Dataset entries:
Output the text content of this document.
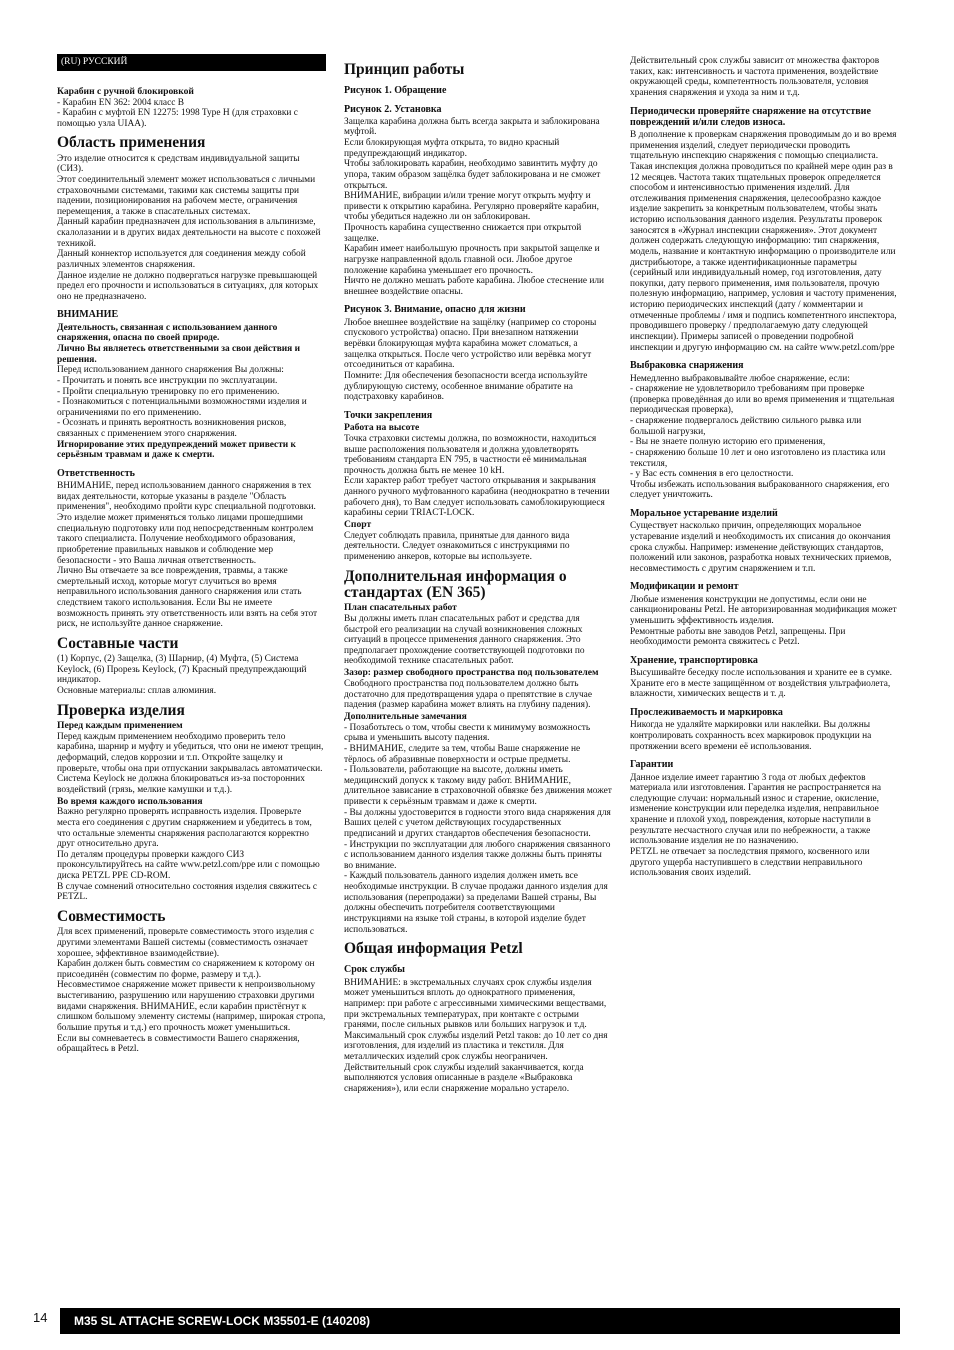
(RU) РУССКИЙ
Карабин с ручной блокировкой
- Карабин EN 362: 2004 класс B
- Карабин с муфтой EN 12275: 1998 Type H (для страховки с помощью узла UIAA).
Область применения
Это изделие относится к средствам индивидуальной защиты (СИЗ).
Этот соединительный элемент может использоваться с личными страховочными системами, такими как системы защиты при падении, позиционирования на рабочем месте, ограничения перемещения, а также в спасательных системах.
Данный карабин предназначен для использования в альпинизме, скалолазании и в других видах деятельности на высоте с похожей техникой.
Данный коннектор используется для соединения между собой различных элементов снаряжения.
Данное изделие не должно подвергаться нагрузке превышающей предел его прочности и использоваться в ситуациях, для которых оно не предназначено.
ВНИМАНИЕ
Деятельность, связанная с использованием данного снаряжения, опасна по своей природе.
Лично Вы являетесь ответственными за свои действия и решения.
Перед использованием данного снаряжения Вы должны:
- Прочитать и понять все инструкции по эксплуатации.
- Пройти специальную тренировку по его применению.
- Познакомиться с потенциальными возможностями изделия и ограничениями по его применению.
- Осознать и принять вероятность возникновения рисков, связанных с применением этого снаряжения.
Игнорирование этих предупреждений может привести к серьёзным травмам и даже к смерти.
Ответственность
ВНИМАНИЕ, перед использованием данного снаряжения в тех видах деятельности, которые указаны в разделе "Область применения", необходимо пройти курс специальной подготовки.
Это изделие может применяться только лицами прошедшими специальную подготовку или под непосредственным контролем такого специалиста. Получение необходимого образования, приобретение правильных навыков и соблюдение мер безопасности - это Ваша личная ответственность.
Лично Вы отвечаете за все повреждения, травмы, а также смертельный исход, которые могут случиться во время неправильного использования данного снаряжения или стать следствием такого использования. Если Вы не имеете возможность принять эту ответственность или взять на себя этот риск, не используйте данное снаряжение.
Составные части
(1) Корпус, (2) Защелка, (3) Шарнир, (4) Муфта, (5) Система Keylock, (6) Прорезь Keylock, (7) Красный предупреждающий индикатор.
Основные материалы: сплав алюминия.
Проверка изделия
Перед каждым применением
Перед каждым применением необходимо проверить тело карабина, шарнир и муфту и убедиться, что они не имеют трещин, деформаций, следов коррозии и т.п. Откройте защелку и проверьте, чтобы она при отпускании закрывалась автоматически. Система Keylock не должна блокироваться из-за посторонних воздействий (грязь, мелкие камушки и т.д.).
Во время каждого использования
Важно регулярно проверять исправность изделия. Проверьте места его соединения с другим снаряжением и убедитесь в том, что остальные элементы снаряжения располагаются корректно друг относительно друга.
По деталям процедуры проверки каждого СИЗ проконсультируйтесь на сайте www.petzl.com/ppe или с помощью диска PETZL PPE CD-ROM.
В случае сомнений относительно состояния изделия свяжитесь с PETZL.
Совместимость
Для всех применений, проверьте совместимость этого изделия с другими элементами Вашей системы (совместимость означает хорошее, эффективное взаимодействие).
Карабин должен быть совместим со снаряжением к которому он присоединён (совместим по форме, размеру и т.д.). Несовместимое снаряжение может привести к непроизвольному выстегиванию, разрушению или нарушению страховки другими видами снаряжения. ВНИМАНИЕ, если карабин пристёгнут к слишком большому элементу системы (например, широкая стропа, большие прутья и т.д.) его прочность может уменьшиться.
Если вы сомневаетесь в совместимости Вашего снаряжения, обращайтесь в Petzl.
Принцип работы
Рисунок 1. Обращение
Рисунок 2. Установка
Защелка карабина должна быть всегда закрыта и заблокирована муфтой.
Если блокирующая муфта открыта, то видно красный предупреждающий индикатор.
Чтобы заблокировать карабин, необходимо завинтить муфту до упора, таким образом защёлка будет заблокирована и не сможет открыться.
ВНИМАНИЕ, вибрации и/или трение могут открыть муфту и привести к открытию карабина. Регулярно проверяйте карабин, чтобы убедиться надежно ли он заблокирован.
Прочность карабина существенно снижается при открытой защелке.
Карабин имеет наибольшую прочность при закрытой защелке и нагрузке направленной вдоль главной оси. Любое другое положение карабина уменьшает его прочность.
Ничто не должно мешать работе карабина. Любое стеснение или внешнее воздействие опасны.
Рисунок 3. Внимание, опасно для жизни
Любое внешнее воздействие на защёлку (например со стороны спускового устройства) опасно. При внезапном натяжении верёвки блокирующая муфта карабина может сломаться, а защелка открыться. После чего устройство или верёвка могут отсоединиться от карабина.
Помните: Для обеспечения безопасности всегда используйте дублирующую систему, особенное внимание обратите на подстраховку карабинов.
Точки закрепления
Работа на высоте
Точка страховки системы должна, по возможности, находиться выше расположения пользователя и должна удовлетворять требованиям стандарта EN 795, в частности её минимальная прочность должна быть не менее 10 kH.
Если характер работ требует частого открывания и закрывания данного ручного муфтованного карабина (неоднократно в течении рабочего дня), то Вам следует использовать самоблокирующиеся карабины серии TRIACT-LOCK.
Спорт
Следует соблюдать правила, принятые для данного вида деятельности. Следует ознакомиться с инструкциями по применению анкеров, которые вы используете.
Дополнительная информация о стандартах (EN 365)
План спасательных работ
Вы должны иметь план спасательных работ и средства для быстрой его реализации на случай возникновения сложных ситуаций в процессе применения данного снаряжения. Это предполагает прохождение соответствующей подготовки по необходимой технике спасательных работ.
Зазор: размер свободного пространства под пользователем
Свободного пространства под пользователем должно быть достаточно для предотвращения удара о препятствие в случае падения (размер карабина может влиять на глубину падения).
Дополнительные замечания
- Позаботьтесь о том, чтобы свести к минимуму возможность срыва и уменьшить высоту падения.
- ВНИМАНИЕ, следите за тем, чтобы Ваше снаряжение не тёрлось об абразивные поверхности и острые предметы.
- Пользователи, работающие на высоте, должны иметь медицинский допуск к такому виду работ. ВНИМАНИЕ, длительное зависание в страховочной обвязке без движения может привести к серьёзным травмам и даже к смерти.
- Вы должны удостоверится в годности этого вида снаряжения для Ваших целей с учетом действующих государственных предписаний и других стандартов обеспечения безопасности.
- Инструкции по эксплуатации для любого снаряжения связанного с использованием данного изделия также должны быть приняты во внимание.
- Каждый пользователь данного изделия должен иметь все необходимые инструкции. В случае продажи данного изделия для использования (перепродажи) за пределами Вашей страны, Вы должны обеспечить потребителя соответствующими инструкциями на языке той страны, в которой изделие будет использоваться.
Общая информация Petzl
Срок службы
ВНИМАНИЕ: в экстремальных случаях срок службы изделия может уменьшиться вплоть до однократного применения, например: при работе с агрессивными химическими веществами, при экстремальных температурах, при контакте с острыми гранями, после сильных рывков или больших нагрузок и т.д.
Максимальный срок службы изделий Petzl таков: до 10 лет со дня изготовления, для изделий из пластика и текстиля. Для металлических изделий срок службы неограничен.
Действительный срок службы изделий заканчивается, когда выполняются условия описанные в разделе «Выбраковка снаряжения»), или если снаряжение морально устарело.
Действительный срок службы зависит от множества факторов таких, как: интенсивность и частота применения, воздействие окружающей среды, компетентность пользователя, условия хранения снаряжения и ухода за ним и т.д.
Периодически проверяйте снаряжение на отсутствие повреждений и/или следов износа.
В дополнение к проверкам снаряжения проводимым до и во время применения изделий, следует периодически проводить тщательную инспекцию снаряжения с помощью специалиста. Такая инспекция должна проводиться по крайней мере один раз в 12 месяцев. Частота таких тщательных проверок определяется способом и интенсивностью применения изделий. Для отслеживания применения снаряжения, целесообразно каждое изделие закрепить за конкретным пользователем, чтобы знать историю использования данного изделия. Результаты проверок заносятся в «Журнал инспекции снаряжения». Этот документ должен содержать следующую информацию: тип снаряжения, модель, название и контактную информацию о производителе или дистрибьюторе, а также идентификационные параметры (серийный или индивидуальный номер, год изготовления, дату покупки, дату первого применения, имя пользователя, прочую полезную информацию, например, условия и частоту применения, историю периодических инспекций (дату / комментарии и отмеченные проблемы / имя и подпись компетентного инспектора, проводившего проверку / предполагаемую дату следующей инспекции). Примеры записей о проведении подробной инспекции и другую информацию см. на сайте www.petzl.com/ppe
Выбраковка снаряжения
Немедленно выбраковывайте любое снаряжение, если:
- снаряжение не удовлетворило требованиям при проверке (проверка проведённая до или во время применения и тщательная периодическая проверка),
- снаряжение подвергалось действию сильного рывка или большой нагрузки,
- Вы не знаете полную историю его применения,
- снаряжению больше 10 лет и оно изготовлено из пластика или текстиля,
- у Вас есть сомнения в его целостности.
Чтобы избежать использования выбракованного снаряжения, его следует уничтожить.
Моральное устаревание изделий
Существует насколько причин, определяющих моральное устаревание изделий и необходимость их списания до окончания срока службы. Например: изменение действующих стандартов, положений или законов, разработка новых технических приемов, несовместимость с другим снаряжением и т.п.
Модификации и ремонт
Любые изменения конструкции не допустимы, если они не санкционированы Petzl. Не авторизированная модификация может уменьшить эффективность изделия.
Ремонтные работы вне заводов Petzl, запрещены. При необходимости ремонта свяжитесь с Petzl.
Хранение, транспортировка
Высушивайте беседку после использования и храните ее в сумке.
Храните его в месте защищённом от воздействия ультрафиолета, влажности, химических веществ и т. д.
Прослеживаемость и маркировка
Никогда не удаляйте маркировки или наклейки. Вы должны контролировать сохранность всех маркировок продукции на протяжении всего времени её использования.
Гарантии
Данное изделие имеет гарантию 3 года от любых дефектов материала или изготовления. Гарантия не распространяется на следующие случаи: нормальный износ и старение, окисление, изменение конструкции или переделка изделия, неправильное хранение и плохой уход, повреждения, которые наступили в результате несчастного случая или по небрежности, а также использование изделия не по назначению.
PETZL не отвечает за последствия прямого, косвенного или другого ущерба наступившего в следствии неправильного использования своих изделий.
14	M35 SL ATTACHE SCREW-LOCK M35501-E (140208)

» What to do: Show every line where the string "видах" appears.

» Task result:
Данный карабин предназначен для использования в альпинизме, скалолазании и в других видах деятельности на высоте с похожей техникой.
ВНИМАНИЕ, перед использованием данного снаряжения в тех видах деятельности, которые указаны в разделе "Область применения", необходимо пройти курс специальной подготовки.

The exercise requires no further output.